__Data excerpts__
* Start *

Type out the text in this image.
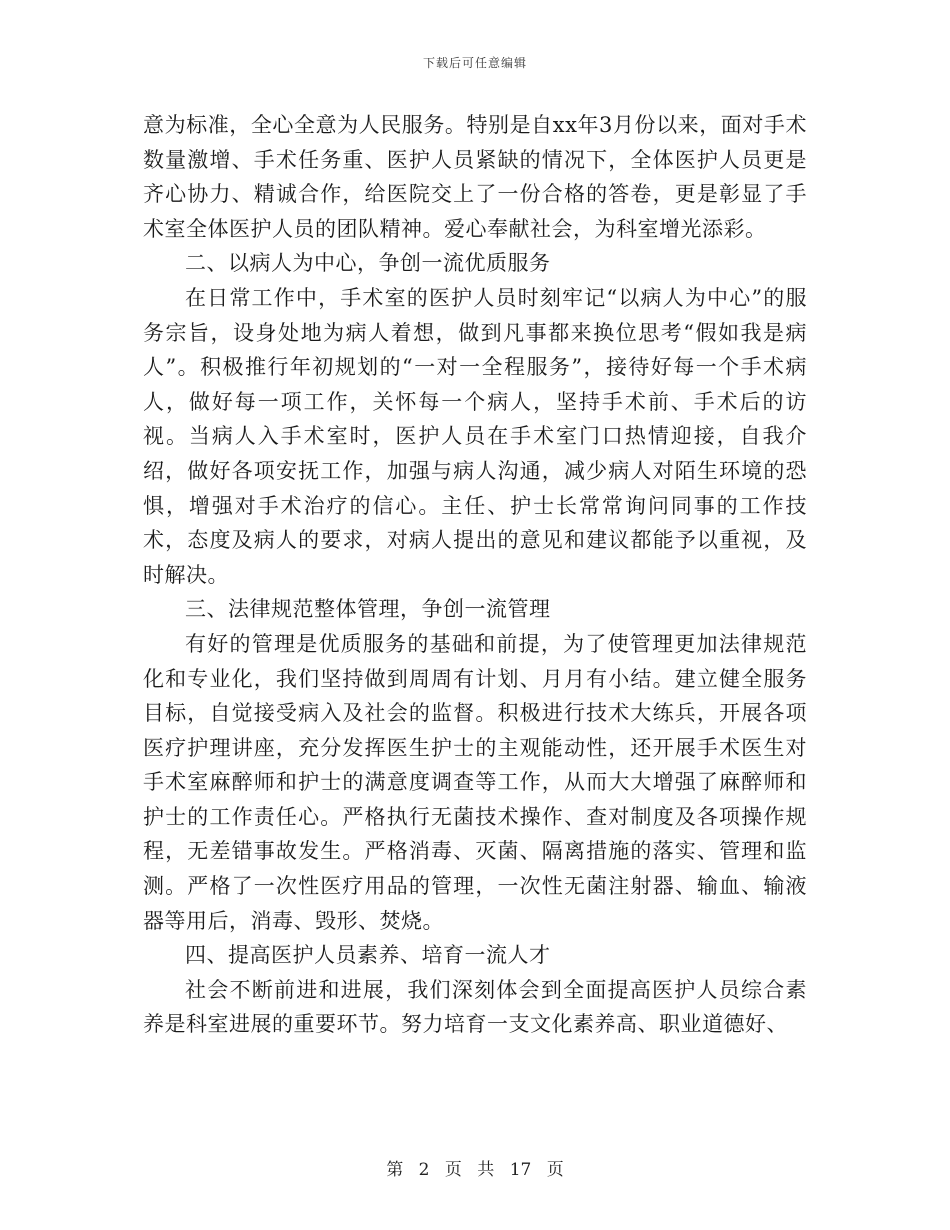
下载后可任意编辑

意为标准，全心全意为人民服务。特别是自xx年3月份以来，面对手术数量激增、手术任务重、医护人员紧缺的情况下，全体医护人员更是齐心协力、精诚合作，给医院交上了一份合格的答卷，更是彰显了手术室全体医护人员的团队精神。爱心奉献社会，为科室增光添彩。

二、以病人为中心，争创一流优质服务

在日常工作中，手术室的医护人员时刻牢记“以病人为中心”的服务宗旨，设身处地为病人着想，做到凡事都来换位思考“假如我是病人”。积极推行年初规划的“一对一全程服务”，接待好每一个手术病人，做好每一项工作，关怀每一个病人，坚持手术前、手术后的访视。当病人入手术室时，医护人员在手术室门口热情迎接，自我介绍，做好各项安抚工作，加强与病人沟通，减少病人对陌生环境的恐惧，增强对手术治疗的信心。主任、护士长常常询问同事的工作技术，态度及病人的要求，对病人提出的意见和建议都能予以重视，及时解决。

三、法律规范整体管理，争创一流管理

有好的管理是优质服务的基础和前提，为了使管理更加法律规范化和专业化，我们坚持做到周周有计划、月月有小结。建立健全服务目标，自觉接受病入及社会的监督。积极进行技术大练兵，开展各项医疗护理讲座，充分发挥医生护士的主观能动性，还开展手术医生对手术室麻醉师和护士的满意度调查等工作，从而大大增强了麻醉师和护士的工作责任心。严格执行无菌技术操作、查对制度及各项操作规程，无差错事故发生。严格消毒、灭菌、隔离措施的落实、管理和监测。严格了一次性医疗用品的管理，一次性无菌注射器、输血、输液器等用后，消毒、毁形、焚烧。

四、提高医护人员素养、培育一流人才

社会不断前进和进展，我们深刻体会到全面提高医护人员综合素养是科室进展的重要环节。努力培育一支文化素养高、职业道德好、

第 2 页 共 17 页
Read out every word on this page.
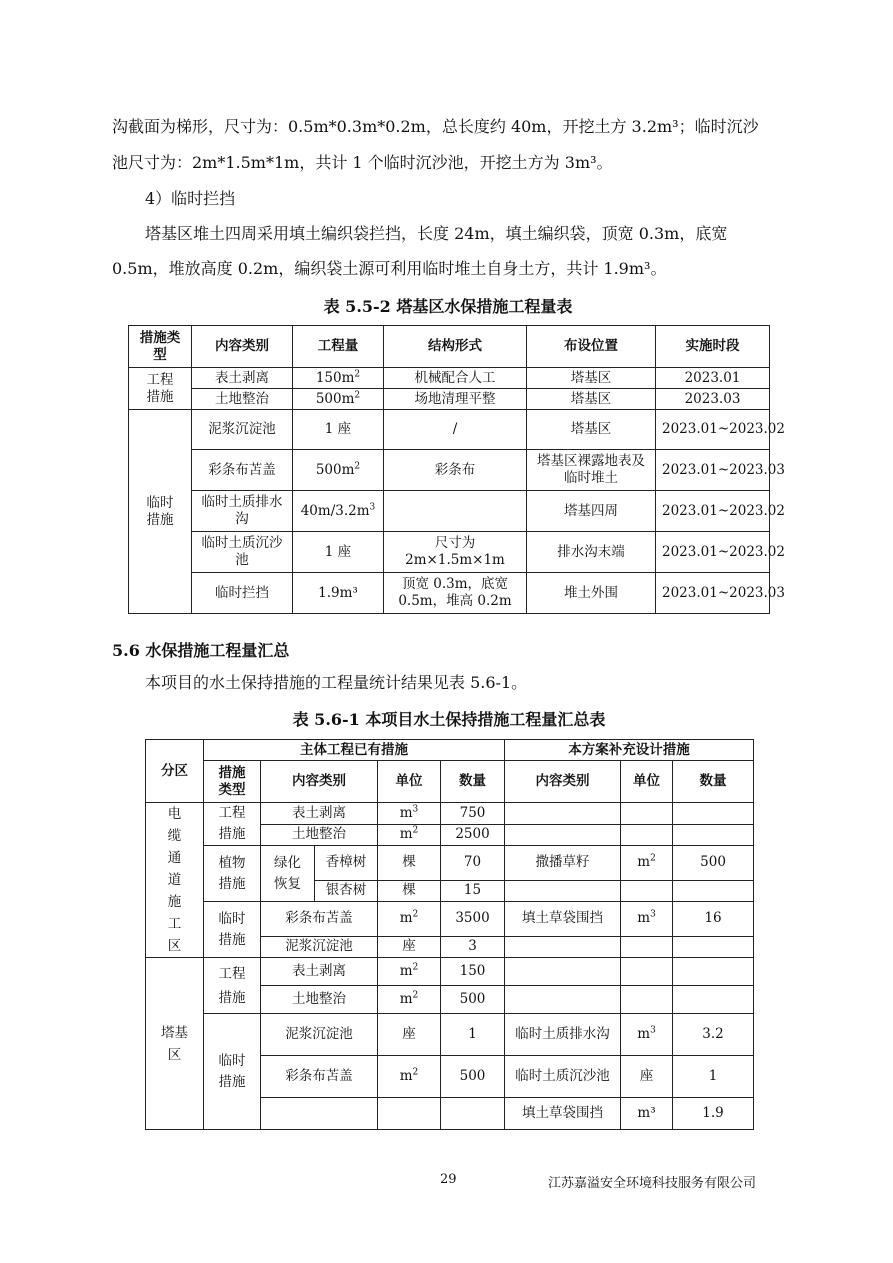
沟截面为梯形，尺寸为：0.5m*0.3m*0.2m，总长度约 40m，开挖土方 3.2m³；临时沉沙
池尺寸为：2m*1.5m*1m，共计 1 个临时沉沙池，开挖土方为 3m³。
4）临时拦挡
塔基区堆土四周采用填土编织袋拦挡，长度 24m，填土编织袋，顶宽 0.3m，底宽
0.5m，堆放高度 0.2m，编织袋土源可利用临时堆土自身土方，共计 1.9m³。
表 5.5-2 塔基区水保措施工程量表
措施类型	内容类别	工程量	结构形式	布设位置	实施时段
工程措施	表土剥离	$150m^2$	机械配合人工	塔基区	2023.01
	土地整治	$500m^2$	场地清理平整	塔基区	2023.03
临时措施	泥浆沉淀池	1 座	/	塔基区	2023.01~2023.02
	彩条布苫盖	$500m^2$	彩条布	塔基区裸露地表及临时堆土	2023.01~2023.03
	临时土质排水沟	$40m/3.2m^3$		塔基四周	2023.01~2023.02
	临时土质沉沙池	1 座	尺寸为 2m×1.5m×1m	排水沟末端	2023.01~2023.02
	临时拦挡	1.9m³	顶宽 0.3m，底宽 0.5m，堆高 0.2m	堆土外围	2023.01~2023.03
5.6 水保措施工程量汇总
本项目的水土保持措施的工程量统计结果见表 5.6-1。
表 5.6-1 本项目水土保持措施工程量汇总表
分区	主体工程已有措施					本方案补充设计措施		
	措施类型	内容类别		单位	数量	内容类别	单位	数量
电缆通道施工区	工程措施	表土剥离		$m^3$	750			
		土地整治		$m^2$	2500			
	植物措施	绿化恢复	香樟树	棵	70	撒播草籽	$m^2$	500
			银杏树	棵	15			
	临时措施	彩条布苫盖		$m^2$	3500	填土草袋围挡	$m^3$	16
		泥浆沉淀池		座	3			
塔基区	工程措施	表土剥离		$m^2$	150			
		土地整治		$m^2$	500			
	临时措施	泥浆沉淀池		座	1	临时土质排水沟	$m^3$	3.2
		彩条布苫盖		$m^2$	500	临时土质沉沙池	座	1
						填土草袋围挡	m³	1.9
29	江苏嘉溢安全环境科技服务有限公司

* End *

__YOUR TASK__
Take every line from the records above that has the word "泥浆沉淀池" and copy it.

__OUTPUT FOR THIS EXERCISE__
临时措施	泥浆沉淀池	1 座	/	塔基区	2023.01~2023.02
		泥浆沉淀池		座	3			
	临时措施	泥浆沉淀池		座	1	临时土质排水沟	$m^3$	3.2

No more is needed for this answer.